Answer these questions from the rust-analyzer settings post below.
1. Which pane shows the compiler errors that tell the writer cargo check runs on save?
2. Which option does the writer expect will be needed to get the desired result?
3. What value does the post give for "rust-analyzer.checkOnSave.target"?

START Selected extract

I know that cargo check runs on save, because the Problems pane shows compiler errors. That didn't happen until I got my settings right.

I expect you will need to use the overrideCommand to get what you want. Here's everything I have in my settings.json related to the Rust analyzer.

    "rust-analyzer.cargo.features": ["simulator, webserver"],
    "rust-analyzer.checkOnSave.command": "cargo check",
    "rust-analyzer.checkOnSave.features": ["simulator, webserver"],
    "rust-analyzer.checkOnSave.enable": true,
    "rust-analyzer.checkOnSave.allTargets": false,
    "rust-analyzer.checkOnSave.target": "simulator",
    "rust-analyzer.checkOnSave.overrideCommand": [
        "cargo","check", 
        "--bin", "simulator", 
        "--features", "simulator, webserver",
        "--message-format=json"

END Selected extract
START Supplied data

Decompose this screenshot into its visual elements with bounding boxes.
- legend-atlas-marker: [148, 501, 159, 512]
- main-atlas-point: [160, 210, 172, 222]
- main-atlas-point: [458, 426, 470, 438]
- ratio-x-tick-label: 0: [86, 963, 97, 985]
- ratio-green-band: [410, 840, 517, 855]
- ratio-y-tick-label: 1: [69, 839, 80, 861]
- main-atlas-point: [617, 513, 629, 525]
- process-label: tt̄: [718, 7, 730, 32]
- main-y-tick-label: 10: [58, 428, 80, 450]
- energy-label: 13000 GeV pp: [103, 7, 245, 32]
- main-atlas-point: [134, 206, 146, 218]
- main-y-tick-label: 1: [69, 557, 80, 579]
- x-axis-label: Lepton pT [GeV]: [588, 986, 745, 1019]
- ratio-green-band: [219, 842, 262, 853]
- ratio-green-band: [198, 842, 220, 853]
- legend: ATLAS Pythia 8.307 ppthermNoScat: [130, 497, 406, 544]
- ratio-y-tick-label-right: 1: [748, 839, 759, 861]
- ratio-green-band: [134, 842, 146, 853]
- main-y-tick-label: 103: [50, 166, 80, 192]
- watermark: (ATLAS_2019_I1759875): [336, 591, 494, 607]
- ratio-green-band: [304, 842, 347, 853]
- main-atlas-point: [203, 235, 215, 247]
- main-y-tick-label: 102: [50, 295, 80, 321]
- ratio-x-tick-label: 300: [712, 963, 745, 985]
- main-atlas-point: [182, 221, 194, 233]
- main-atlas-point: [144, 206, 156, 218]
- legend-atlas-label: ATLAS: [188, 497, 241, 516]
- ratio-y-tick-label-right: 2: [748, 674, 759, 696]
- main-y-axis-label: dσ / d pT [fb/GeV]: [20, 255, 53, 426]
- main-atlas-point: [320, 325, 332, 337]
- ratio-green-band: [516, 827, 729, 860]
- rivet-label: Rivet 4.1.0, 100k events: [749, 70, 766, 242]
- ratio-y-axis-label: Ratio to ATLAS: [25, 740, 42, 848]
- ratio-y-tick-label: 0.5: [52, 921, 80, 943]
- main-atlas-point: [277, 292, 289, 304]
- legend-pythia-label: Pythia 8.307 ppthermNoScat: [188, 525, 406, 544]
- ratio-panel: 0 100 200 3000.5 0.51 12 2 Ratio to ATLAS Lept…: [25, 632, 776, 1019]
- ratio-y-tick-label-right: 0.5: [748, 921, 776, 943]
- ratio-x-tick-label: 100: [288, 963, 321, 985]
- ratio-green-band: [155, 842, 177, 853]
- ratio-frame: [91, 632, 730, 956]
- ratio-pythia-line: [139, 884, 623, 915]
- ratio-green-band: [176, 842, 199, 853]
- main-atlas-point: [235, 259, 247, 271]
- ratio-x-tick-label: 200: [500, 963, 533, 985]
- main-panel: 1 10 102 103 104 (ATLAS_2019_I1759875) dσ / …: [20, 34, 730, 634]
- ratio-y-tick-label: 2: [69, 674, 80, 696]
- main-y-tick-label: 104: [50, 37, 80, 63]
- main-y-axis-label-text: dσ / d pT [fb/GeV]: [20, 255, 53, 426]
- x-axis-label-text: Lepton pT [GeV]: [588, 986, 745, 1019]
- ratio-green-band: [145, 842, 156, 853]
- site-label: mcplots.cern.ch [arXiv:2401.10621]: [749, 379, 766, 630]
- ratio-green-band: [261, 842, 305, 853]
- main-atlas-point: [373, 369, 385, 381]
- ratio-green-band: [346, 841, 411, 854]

END Supplied data

> **Completed exercise**:
1. The Problems pane.
2. The overrideCommand.
3. "simulator"